▶ [Instructions for the task]:
Repeat the records exactly. Every line must match.

▶ [Entries provided]:
::::::::::
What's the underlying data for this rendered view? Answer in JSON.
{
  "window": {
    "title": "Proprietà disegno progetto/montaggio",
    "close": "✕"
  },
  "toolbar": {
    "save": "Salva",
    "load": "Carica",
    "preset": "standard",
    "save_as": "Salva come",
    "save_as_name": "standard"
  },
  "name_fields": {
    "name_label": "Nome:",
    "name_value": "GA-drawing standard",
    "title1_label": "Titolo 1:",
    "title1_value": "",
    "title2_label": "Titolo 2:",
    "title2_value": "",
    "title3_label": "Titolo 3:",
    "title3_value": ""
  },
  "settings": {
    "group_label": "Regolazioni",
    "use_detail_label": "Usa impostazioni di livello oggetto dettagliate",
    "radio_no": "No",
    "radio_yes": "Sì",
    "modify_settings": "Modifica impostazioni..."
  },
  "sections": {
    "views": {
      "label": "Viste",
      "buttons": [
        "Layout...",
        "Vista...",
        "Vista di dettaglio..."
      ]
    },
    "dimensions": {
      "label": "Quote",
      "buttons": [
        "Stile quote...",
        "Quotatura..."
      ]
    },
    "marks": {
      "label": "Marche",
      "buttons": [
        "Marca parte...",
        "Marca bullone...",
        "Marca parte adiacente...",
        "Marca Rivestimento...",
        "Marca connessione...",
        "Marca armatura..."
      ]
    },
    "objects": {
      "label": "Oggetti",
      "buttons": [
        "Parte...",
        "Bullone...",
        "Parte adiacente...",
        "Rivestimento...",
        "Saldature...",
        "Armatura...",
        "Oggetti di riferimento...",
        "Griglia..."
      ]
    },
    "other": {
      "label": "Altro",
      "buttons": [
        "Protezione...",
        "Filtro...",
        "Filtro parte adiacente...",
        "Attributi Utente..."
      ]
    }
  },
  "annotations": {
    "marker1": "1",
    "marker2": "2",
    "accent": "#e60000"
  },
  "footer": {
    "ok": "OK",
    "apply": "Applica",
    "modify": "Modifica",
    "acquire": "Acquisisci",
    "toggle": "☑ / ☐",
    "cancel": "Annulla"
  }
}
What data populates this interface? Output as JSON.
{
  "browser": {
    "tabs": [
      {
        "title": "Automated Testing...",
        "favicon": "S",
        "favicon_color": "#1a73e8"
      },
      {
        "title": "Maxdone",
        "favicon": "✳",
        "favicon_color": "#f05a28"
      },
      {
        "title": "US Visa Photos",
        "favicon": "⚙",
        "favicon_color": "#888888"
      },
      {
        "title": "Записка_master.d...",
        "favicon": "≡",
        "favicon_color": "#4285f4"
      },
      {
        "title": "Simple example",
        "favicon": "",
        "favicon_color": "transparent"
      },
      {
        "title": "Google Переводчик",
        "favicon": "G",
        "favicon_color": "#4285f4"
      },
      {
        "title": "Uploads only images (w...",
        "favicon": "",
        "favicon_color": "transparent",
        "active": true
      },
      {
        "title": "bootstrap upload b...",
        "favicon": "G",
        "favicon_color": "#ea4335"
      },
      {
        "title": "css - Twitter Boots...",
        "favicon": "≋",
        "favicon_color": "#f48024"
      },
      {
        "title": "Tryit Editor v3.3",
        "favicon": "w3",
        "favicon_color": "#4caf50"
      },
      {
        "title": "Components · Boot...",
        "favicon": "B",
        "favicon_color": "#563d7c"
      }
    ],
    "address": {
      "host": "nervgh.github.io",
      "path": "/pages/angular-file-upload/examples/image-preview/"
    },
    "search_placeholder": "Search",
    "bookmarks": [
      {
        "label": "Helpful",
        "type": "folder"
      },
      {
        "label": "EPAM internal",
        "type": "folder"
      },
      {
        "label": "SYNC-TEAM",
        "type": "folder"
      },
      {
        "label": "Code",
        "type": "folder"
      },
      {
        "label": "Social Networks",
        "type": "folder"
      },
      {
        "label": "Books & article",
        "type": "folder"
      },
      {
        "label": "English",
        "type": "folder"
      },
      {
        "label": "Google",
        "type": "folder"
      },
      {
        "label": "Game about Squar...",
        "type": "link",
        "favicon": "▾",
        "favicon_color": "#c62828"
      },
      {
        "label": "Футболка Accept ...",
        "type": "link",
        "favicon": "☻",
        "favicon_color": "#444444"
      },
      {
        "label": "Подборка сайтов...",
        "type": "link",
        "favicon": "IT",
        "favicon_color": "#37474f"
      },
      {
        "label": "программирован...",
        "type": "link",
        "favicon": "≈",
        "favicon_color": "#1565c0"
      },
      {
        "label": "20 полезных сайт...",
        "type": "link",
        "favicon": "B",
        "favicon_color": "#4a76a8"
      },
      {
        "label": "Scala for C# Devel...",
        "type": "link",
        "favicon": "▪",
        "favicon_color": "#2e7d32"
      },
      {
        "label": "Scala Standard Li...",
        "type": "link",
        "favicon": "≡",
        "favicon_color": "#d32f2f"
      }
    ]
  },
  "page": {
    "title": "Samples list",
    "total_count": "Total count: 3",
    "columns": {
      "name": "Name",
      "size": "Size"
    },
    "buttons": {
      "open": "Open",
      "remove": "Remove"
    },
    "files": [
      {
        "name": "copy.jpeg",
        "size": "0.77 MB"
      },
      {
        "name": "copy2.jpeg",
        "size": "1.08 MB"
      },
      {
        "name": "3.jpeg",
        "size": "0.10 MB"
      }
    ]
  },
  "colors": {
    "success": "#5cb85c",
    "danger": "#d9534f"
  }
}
::::::::::
▶ [Written solution]:
What's the underlying data for this rendered view? Answer in JSON.
{
  "window": {
    "title": "Proprietà disegno progetto/montaggio",
    "close": "✕"
  },
  "toolbar": {
    "save": "Salva",
    "load": "Carica",
    "preset": "standard",
    "save_as": "Salva come",
    "save_as_name": "standard"
  },
  "name_fields": {
    "name_label": "Nome:",
    "name_value": "GA-drawing standard",
    "title1_label": "Titolo 1:",
    "title1_value": "",
    "title2_label": "Titolo 2:",
    "title2_value": "",
    "title3_label": "Titolo 3:",
    "title3_value": ""
  },
  "settings": {
    "group_label": "Regolazioni",
    "use_detail_label": "Usa impostazioni di livello oggetto dettagliate",
    "radio_no": "No",
    "radio_yes": "Sì",
    "modify_settings": "Modifica impostazioni..."
  },
  "sections": {
    "views": {
      "label": "Viste",
      "buttons": [
        "Layout...",
        "Vista...",
        "Vista di dettaglio..."
      ]
    },
    "dimensions": {
      "label": "Quote",
      "buttons": [
        "Stile quote...",
        "Quotatura..."
      ]
    },
    "marks": {
      "label": "Marche",
      "buttons": [
        "Marca parte...",
        "Marca bullone...",
        "Marca parte adiacente...",
        "Marca Rivestimento...",
        "Marca connessione...",
        "Marca armatura..."
      ]
    },
    "objects": {
      "label": "Oggetti",
      "buttons": [
        "Parte...",
        "Bullone...",
        "Parte adiacente...",
        "Rivestimento...",
        "Saldature...",
        "Armatura...",
        "Oggetti di riferimento...",
        "Griglia..."
      ]
    },
    "other": {
      "label": "Altro",
      "buttons": [
        "Protezione...",
        "Filtro...",
        "Filtro parte adiacente...",
        "Attributi Utente..."
      ]
    }
  },
  "annotations": {
    "marker1": "1",
    "marker2": "2",
    "accent": "#e60000"
  },
  "footer": {
    "ok": "OK",
    "apply": "Applica",
    "modify": "Modifica",
    "acquire": "Acquisisci",
    "toggle": "☑ / ☐",
    "cancel": "Annulla"
  }
}
What data populates this interface? Output as JSON.
{
  "browser": {
    "tabs": [
      {
        "title": "Automated Testing...",
        "favicon": "S",
        "favicon_color": "#1a73e8"
      },
      {
        "title": "Maxdone",
        "favicon": "✳",
        "favicon_color": "#f05a28"
      },
      {
        "title": "US Visa Photos",
        "favicon": "⚙",
        "favicon_color": "#888888"
      },
      {
        "title": "Записка_master.d...",
        "favicon": "≡",
        "favicon_color": "#4285f4"
      },
      {
        "title": "Simple example",
        "favicon": "",
        "favicon_color": "transparent"
      },
      {
        "title": "Google Переводчик",
        "favicon": "G",
        "favicon_color": "#4285f4"
      },
      {
        "title": "Uploads only images (w...",
        "favicon": "",
        "favicon_color": "transparent",
        "active": true
      },
      {
        "title": "bootstrap upload b...",
        "favicon": "G",
        "favicon_color": "#ea4335"
      },
      {
        "title": "css - Twitter Boots...",
        "favicon": "≋",
        "favicon_color": "#f48024"
      },
      {
        "title": "Tryit Editor v3.3",
        "favicon": "w3",
        "favicon_color": "#4caf50"
      },
      {
        "title": "Components · Boot...",
        "favicon": "B",
        "favicon_color": "#563d7c"
      }
    ],
    "address": {
      "host": "nervgh.github.io",
      "path": "/pages/angular-file-upload/examples/image-preview/"
    },
    "search_placeholder": "Search",
    "bookmarks": [
      {
        "label": "Helpful",
        "type": "folder"
      },
      {
        "label": "EPAM internal",
        "type": "folder"
      },
      {
        "label": "SYNC-TEAM",
        "type": "folder"
      },
      {
        "label": "Code",
        "type": "folder"
      },
      {
        "label": "Social Networks",
        "type": "folder"
      },
      {
        "label": "Books & article",
        "type": "folder"
      },
      {
        "label": "English",
        "type": "folder"
      },
      {
        "label": "Google",
        "type": "folder"
      },
      {
        "label": "Game about Squar...",
        "type": "link",
        "favicon": "▾",
        "favicon_color": "#c62828"
      },
      {
        "label": "Футболка Accept ...",
        "type": "link",
        "favicon": "☻",
        "favicon_color": "#444444"
      },
      {
        "label": "Подборка сайтов...",
        "type": "link",
        "favicon": "IT",
        "favicon_color": "#37474f"
      },
      {
        "label": "программирован...",
        "type": "link",
        "favicon": "≈",
        "favicon_color": "#1565c0"
      },
      {
        "label": "20 полезных сайт...",
        "type": "link",
        "favicon": "B",
        "favicon_color": "#4a76a8"
      },
      {
        "label": "Scala for C# Devel...",
        "type": "link",
        "favicon": "▪",
        "favicon_color": "#2e7d32"
      },
      {
        "label": "Scala Standard Li...",
        "type": "link",
        "favicon": "≡",
        "favicon_color": "#d32f2f"
      }
    ]
  },
  "page": {
    "title": "Samples list",
    "total_count": "Total count: 3",
    "columns": {
      "name": "Name",
      "size": "Size"
    },
    "buttons": {
      "open": "Open",
      "remove": "Remove"
    },
    "files": [
      {
        "name": "copy.jpeg",
        "size": "0.77 MB"
      },
      {
        "name": "copy2.jpeg",
        "size": "1.08 MB"
      },
      {
        "name": "3.jpeg",
        "size": "0.10 MB"
      }
    ]
  },
  "colors": {
    "success": "#5cb85c",
    "danger": "#d9534f"
  }
}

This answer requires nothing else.